*Written exercise:* Your task is to repeat the listing exactly.

--- Dataset entries ---

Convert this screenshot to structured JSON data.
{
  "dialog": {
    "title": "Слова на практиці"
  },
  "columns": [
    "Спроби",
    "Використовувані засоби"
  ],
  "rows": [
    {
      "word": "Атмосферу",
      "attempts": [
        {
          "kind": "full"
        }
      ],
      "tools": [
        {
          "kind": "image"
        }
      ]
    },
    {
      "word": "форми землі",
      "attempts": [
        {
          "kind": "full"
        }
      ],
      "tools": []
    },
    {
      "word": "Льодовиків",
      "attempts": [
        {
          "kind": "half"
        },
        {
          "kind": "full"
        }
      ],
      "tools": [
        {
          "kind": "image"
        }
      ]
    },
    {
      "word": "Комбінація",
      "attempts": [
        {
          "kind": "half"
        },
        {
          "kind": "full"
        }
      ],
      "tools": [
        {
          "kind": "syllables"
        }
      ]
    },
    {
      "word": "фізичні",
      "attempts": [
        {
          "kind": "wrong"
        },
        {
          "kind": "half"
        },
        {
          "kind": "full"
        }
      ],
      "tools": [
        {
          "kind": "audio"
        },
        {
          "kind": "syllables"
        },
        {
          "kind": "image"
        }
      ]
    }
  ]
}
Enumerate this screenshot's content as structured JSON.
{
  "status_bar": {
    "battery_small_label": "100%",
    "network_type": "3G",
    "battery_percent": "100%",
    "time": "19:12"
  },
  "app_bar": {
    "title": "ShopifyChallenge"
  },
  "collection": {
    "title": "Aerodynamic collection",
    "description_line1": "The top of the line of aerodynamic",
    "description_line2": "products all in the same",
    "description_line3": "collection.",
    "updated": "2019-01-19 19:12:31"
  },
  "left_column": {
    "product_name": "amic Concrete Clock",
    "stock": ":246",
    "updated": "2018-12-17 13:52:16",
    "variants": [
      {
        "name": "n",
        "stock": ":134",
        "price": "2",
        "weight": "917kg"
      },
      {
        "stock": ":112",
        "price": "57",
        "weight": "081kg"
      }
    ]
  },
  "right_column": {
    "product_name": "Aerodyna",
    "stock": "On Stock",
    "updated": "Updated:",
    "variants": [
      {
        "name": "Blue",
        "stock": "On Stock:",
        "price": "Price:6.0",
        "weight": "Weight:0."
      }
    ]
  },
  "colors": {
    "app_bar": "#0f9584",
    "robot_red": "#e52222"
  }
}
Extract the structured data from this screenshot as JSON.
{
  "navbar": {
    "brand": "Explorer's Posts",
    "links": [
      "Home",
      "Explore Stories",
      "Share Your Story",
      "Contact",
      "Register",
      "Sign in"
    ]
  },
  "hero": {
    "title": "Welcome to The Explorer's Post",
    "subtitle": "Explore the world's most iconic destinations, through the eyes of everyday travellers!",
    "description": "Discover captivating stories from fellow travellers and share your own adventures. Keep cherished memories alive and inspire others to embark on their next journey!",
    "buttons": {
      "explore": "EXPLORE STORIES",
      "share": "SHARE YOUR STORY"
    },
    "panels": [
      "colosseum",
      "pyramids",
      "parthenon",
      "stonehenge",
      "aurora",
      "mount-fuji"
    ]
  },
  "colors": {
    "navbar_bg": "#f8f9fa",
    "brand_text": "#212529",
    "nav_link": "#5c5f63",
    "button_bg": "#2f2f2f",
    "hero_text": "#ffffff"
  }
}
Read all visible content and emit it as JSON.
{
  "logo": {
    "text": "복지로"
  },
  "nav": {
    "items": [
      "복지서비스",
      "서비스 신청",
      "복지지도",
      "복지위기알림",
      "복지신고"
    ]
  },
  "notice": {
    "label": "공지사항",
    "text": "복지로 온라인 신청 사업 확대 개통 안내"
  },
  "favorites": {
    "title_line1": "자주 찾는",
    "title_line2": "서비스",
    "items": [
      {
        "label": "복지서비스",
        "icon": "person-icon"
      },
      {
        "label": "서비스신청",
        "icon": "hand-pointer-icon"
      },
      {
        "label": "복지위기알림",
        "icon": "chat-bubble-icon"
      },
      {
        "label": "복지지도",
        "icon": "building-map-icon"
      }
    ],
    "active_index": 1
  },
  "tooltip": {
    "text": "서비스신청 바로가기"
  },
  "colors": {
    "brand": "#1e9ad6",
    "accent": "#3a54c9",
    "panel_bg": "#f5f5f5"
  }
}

---

*Solution to this problem:*
Convert this screenshot to structured JSON data.
{
  "dialog": {
    "title": "Слова на практиці"
  },
  "columns": [
    "Спроби",
    "Використовувані засоби"
  ],
  "rows": [
    {
      "word": "Атмосферу",
      "attempts": [
        {
          "kind": "full"
        }
      ],
      "tools": [
        {
          "kind": "image"
        }
      ]
    },
    {
      "word": "форми землі",
      "attempts": [
        {
          "kind": "full"
        }
      ],
      "tools": []
    },
    {
      "word": "Льодовиків",
      "attempts": [
        {
          "kind": "half"
        },
        {
          "kind": "full"
        }
      ],
      "tools": [
        {
          "kind": "image"
        }
      ]
    },
    {
      "word": "Комбінація",
      "attempts": [
        {
          "kind": "half"
        },
        {
          "kind": "full"
        }
      ],
      "tools": [
        {
          "kind": "syllables"
        }
      ]
    },
    {
      "word": "фізичні",
      "attempts": [
        {
          "kind": "wrong"
        },
        {
          "kind": "half"
        },
        {
          "kind": "full"
        }
      ],
      "tools": [
        {
          "kind": "audio"
        },
        {
          "kind": "syllables"
        },
        {
          "kind": "image"
        }
      ]
    }
  ]
}
Enumerate this screenshot's content as structured JSON.
{
  "status_bar": {
    "battery_small_label": "100%",
    "network_type": "3G",
    "battery_percent": "100%",
    "time": "19:12"
  },
  "app_bar": {
    "title": "ShopifyChallenge"
  },
  "collection": {
    "title": "Aerodynamic collection",
    "description_line1": "The top of the line of aerodynamic",
    "description_line2": "products all in the same",
    "description_line3": "collection.",
    "updated": "2019-01-19 19:12:31"
  },
  "left_column": {
    "product_name": "amic Concrete Clock",
    "stock": ":246",
    "updated": "2018-12-17 13:52:16",
    "variants": [
      {
        "name": "n",
        "stock": ":134",
        "price": "2",
        "weight": "917kg"
      },
      {
        "stock": ":112",
        "price": "57",
        "weight": "081kg"
      }
    ]
  },
  "right_column": {
    "product_name": "Aerodyna",
    "stock": "On Stock",
    "updated": "Updated:",
    "variants": [
      {
        "name": "Blue",
        "stock": "On Stock:",
        "price": "Price:6.0",
        "weight": "Weight:0."
      }
    ]
  },
  "colors": {
    "app_bar": "#0f9584",
    "robot_red": "#e52222"
  }
}
Extract the structured data from this screenshot as JSON.
{
  "navbar": {
    "brand": "Explorer's Posts",
    "links": [
      "Home",
      "Explore Stories",
      "Share Your Story",
      "Contact",
      "Register",
      "Sign in"
    ]
  },
  "hero": {
    "title": "Welcome to The Explorer's Post",
    "subtitle": "Explore the world's most iconic destinations, through the eyes of everyday travellers!",
    "description": "Discover captivating stories from fellow travellers and share your own adventures. Keep cherished memories alive and inspire others to embark on their next journey!",
    "buttons": {
      "explore": "EXPLORE STORIES",
      "share": "SHARE YOUR STORY"
    },
    "panels": [
      "colosseum",
      "pyramids",
      "parthenon",
      "stonehenge",
      "aurora",
      "mount-fuji"
    ]
  },
  "colors": {
    "navbar_bg": "#f8f9fa",
    "brand_text": "#212529",
    "nav_link": "#5c5f63",
    "button_bg": "#2f2f2f",
    "hero_text": "#ffffff"
  }
}
Read all visible content and emit it as JSON.
{
  "logo": {
    "text": "복지로"
  },
  "nav": {
    "items": [
      "복지서비스",
      "서비스 신청",
      "복지지도",
      "복지위기알림",
      "복지신고"
    ]
  },
  "notice": {
    "label": "공지사항",
    "text": "복지로 온라인 신청 사업 확대 개통 안내"
  },
  "favorites": {
    "title_line1": "자주 찾는",
    "title_line2": "서비스",
    "items": [
      {
        "label": "복지서비스",
        "icon": "person-icon"
      },
      {
        "label": "서비스신청",
        "icon": "hand-pointer-icon"
      },
      {
        "label": "복지위기알림",
        "icon": "chat-bubble-icon"
      },
      {
        "label": "복지지도",
        "icon": "building-map-icon"
      }
    ],
    "active_index": 1
  },
  "tooltip": {
    "text": "서비스신청 바로가기"
  },
  "colors": {
    "brand": "#1e9ad6",
    "accent": "#3a54c9",
    "panel_bg": "#f5f5f5"
  }
}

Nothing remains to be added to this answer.